▸ STUDY TEXT:
>>>>

An IP Lesson from Bikini Bottom: What SpongeBob Teaches Us about Trademark Licensing and Liability

It turns out that SpongeBob Squarepants is more than just an absorbent, yellow and porous cartoon character who lives in a pineapple under the sea. He can also teach us an important lesson about trademark licensing and liability. Nautical nonsense, you say? Read on about the recent 9th Circuit decision, Gibson Brands v. Viacom International.

Viacom owns the SpongeBob Squarepants franchise, a wildly popular and enormously profitable cartoon and merchandising enterprise that would make thrifty Mr. Krabs green with envy. Viacom owns multiple copyrights and trademarks to the SpongeBob character. Viacom granted JHS a license to reproduce SpongeBob and the Nickelodeon trademark on what JHS called its SpongeBob Squarepants “Flying V” ukulele. Gibson happens to own a variety of trademark and trade dress registrations for the shape of its guitar, including the so-called “Flying V” shape. Unhappy that JHS was riffing on the Flying V design, Gibson sued JHS for “direct” trademark infringement and sued Viacom for “secondary” trademark infringement.

A party can be found secondarily liable under either a “contributory infringement” or a “vicarious infringement” theory. Contributory infringement occurs when the defendant either intentionally induces a third party to infringe the plaintiff’s mark or supplies a product to a third party with actual or constructive knowledge that the product is being used to infringe the mark. Inwood Lab., Inc. v. Ives Lab., Inc., 456 U.S. 844, 853–54, 102 S.Ct. 2182, 72 L.Ed.2d 606 (1982). Vicarious infringement occurs when a party has the right and ability to supervise the infringing conduct and has a direct financial interest in the infringing activity. Perfect 10, Inc. v. Visa Int’l Serv. Ass’n, 494 F.3d 788, 802 (9th Cir. 2007).

The trial court found insufficient facts alleged to establish either theory of infringement. The 9th Circuit affirmed.

<<<<

▸ TO DO:
• a. Copy from the SpongeBob trademark article the part that opens with the words containing "A party can" and closes with "9th Circuit affirmed.".
• b. Do these statements agree with the SpongeBob trademark article? Answer yes or no for each and quote the words that decide it. (i) Gibson sued Viacom for direct trademark infringement. (ii) The 9th Circuit affirmed the trial court's finding. (iii) Viacom licensed JHS to reproduce SpongeBob on a ukulele.
• c. How would the SpongeBob trademark article go on? Write its next part, picking up after the last sentence shown.

▸ RECORDS:
>>>>

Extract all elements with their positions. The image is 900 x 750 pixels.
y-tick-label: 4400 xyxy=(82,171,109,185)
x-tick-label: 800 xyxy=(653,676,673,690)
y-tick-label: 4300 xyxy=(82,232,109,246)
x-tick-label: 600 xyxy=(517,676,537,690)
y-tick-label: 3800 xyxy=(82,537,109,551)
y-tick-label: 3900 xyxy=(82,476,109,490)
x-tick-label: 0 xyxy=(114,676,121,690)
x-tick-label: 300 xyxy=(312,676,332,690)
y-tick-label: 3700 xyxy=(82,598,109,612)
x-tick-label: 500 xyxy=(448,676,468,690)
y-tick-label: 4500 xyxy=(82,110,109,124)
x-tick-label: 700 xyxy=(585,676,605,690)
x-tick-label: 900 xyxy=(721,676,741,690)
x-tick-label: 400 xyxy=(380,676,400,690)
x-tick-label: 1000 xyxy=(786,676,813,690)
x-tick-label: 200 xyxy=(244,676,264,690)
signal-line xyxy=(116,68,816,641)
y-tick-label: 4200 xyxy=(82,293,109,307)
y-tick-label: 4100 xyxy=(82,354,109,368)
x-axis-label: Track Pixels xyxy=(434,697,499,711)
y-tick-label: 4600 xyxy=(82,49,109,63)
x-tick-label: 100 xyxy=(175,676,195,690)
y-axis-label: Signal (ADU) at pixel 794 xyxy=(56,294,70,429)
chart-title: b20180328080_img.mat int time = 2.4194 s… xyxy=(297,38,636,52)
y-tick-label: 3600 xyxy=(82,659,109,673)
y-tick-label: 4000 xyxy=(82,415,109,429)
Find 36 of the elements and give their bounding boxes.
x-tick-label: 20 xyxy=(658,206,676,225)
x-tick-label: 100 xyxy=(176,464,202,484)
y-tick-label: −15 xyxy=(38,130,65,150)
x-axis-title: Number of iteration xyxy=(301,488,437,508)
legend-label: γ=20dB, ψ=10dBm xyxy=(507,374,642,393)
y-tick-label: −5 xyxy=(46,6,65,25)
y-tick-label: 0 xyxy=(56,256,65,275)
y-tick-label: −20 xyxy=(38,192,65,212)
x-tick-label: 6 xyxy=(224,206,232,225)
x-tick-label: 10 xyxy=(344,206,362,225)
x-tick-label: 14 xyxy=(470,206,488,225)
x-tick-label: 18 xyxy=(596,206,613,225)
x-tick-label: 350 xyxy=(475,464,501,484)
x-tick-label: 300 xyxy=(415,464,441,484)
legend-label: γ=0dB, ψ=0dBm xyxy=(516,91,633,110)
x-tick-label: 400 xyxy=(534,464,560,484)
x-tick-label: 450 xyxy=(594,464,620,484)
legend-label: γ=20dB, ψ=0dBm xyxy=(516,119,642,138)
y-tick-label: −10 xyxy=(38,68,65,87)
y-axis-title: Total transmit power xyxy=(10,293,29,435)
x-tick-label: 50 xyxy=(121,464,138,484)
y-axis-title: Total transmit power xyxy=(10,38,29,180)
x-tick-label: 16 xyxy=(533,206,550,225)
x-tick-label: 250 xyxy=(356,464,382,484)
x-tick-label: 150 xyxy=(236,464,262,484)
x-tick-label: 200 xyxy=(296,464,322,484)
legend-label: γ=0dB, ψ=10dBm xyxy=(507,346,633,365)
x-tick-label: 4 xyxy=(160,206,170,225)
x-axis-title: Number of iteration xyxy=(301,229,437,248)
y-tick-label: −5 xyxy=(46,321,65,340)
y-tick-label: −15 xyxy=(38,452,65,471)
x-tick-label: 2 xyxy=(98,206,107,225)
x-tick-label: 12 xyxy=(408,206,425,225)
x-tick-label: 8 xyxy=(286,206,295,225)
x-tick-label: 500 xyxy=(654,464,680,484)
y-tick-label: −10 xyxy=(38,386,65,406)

<<<<

▸ RESPONSES BY TASK:
• a.
A party can be found secondarily liable under either a “contributory infringement” or a “vicarious infringement” theory. Contributory infringement occurs when the defendant either intentionally induces a third party to infringe the plaintiff’s mark or supplies a product to a third party with actual or constructive knowledge that the product is being used to infringe the mark. Inwood Lab., Inc. v. Ives Lab., Inc., 456 U.S. 844, 853–54, 102 S.Ct. 2182, 72 L.Ed.2d 606 (1982). Vicarious infringement occurs when a party has the right and ability to supervise the infringing conduct and has a direct financial interest in the infringing activity. Perfect 10, Inc. v. Visa Int’l Serv. Ass’n, 494 F.3d 788, 802 (9th Cir. 2007).

The trial court found insufficient facts alleged to establish either theory of infringement. The 9th Circuit affirmed.

• b.
(i) No: "sued Viacom for “secondary” trademark infringement."
(ii) Yes: "The 9th Circuit affirmed."
(iii) Yes: "Viacom granted JHS a license to reproduce SpongeBob and the Nickelodeon trademark on what JHS called its SpongeBob Squarepants “Flying V” ukulele."

• c.
First, Gibson failed to state a claim for contributory infringement. Importantly, when an alleged contributory infringer supplies something other than a product to a direct infringer, liability turns on the extent of control exercised over the direct infringer. According to the Court’s analysis, the mere fact that Viacom licensed its marks was not, in and of itself, sufficient control over JHS even though the licensed marks were “prominent” on JHS’s end product. There must be “direct control and monitoring” over the means of infringement. The Court did not elaborate as to the degree of control or monitoring that would be sufficient, but it’s a pretty safe bet that a trademark license with customary “quality control” provisions would not be enough. There needs to be more control than that.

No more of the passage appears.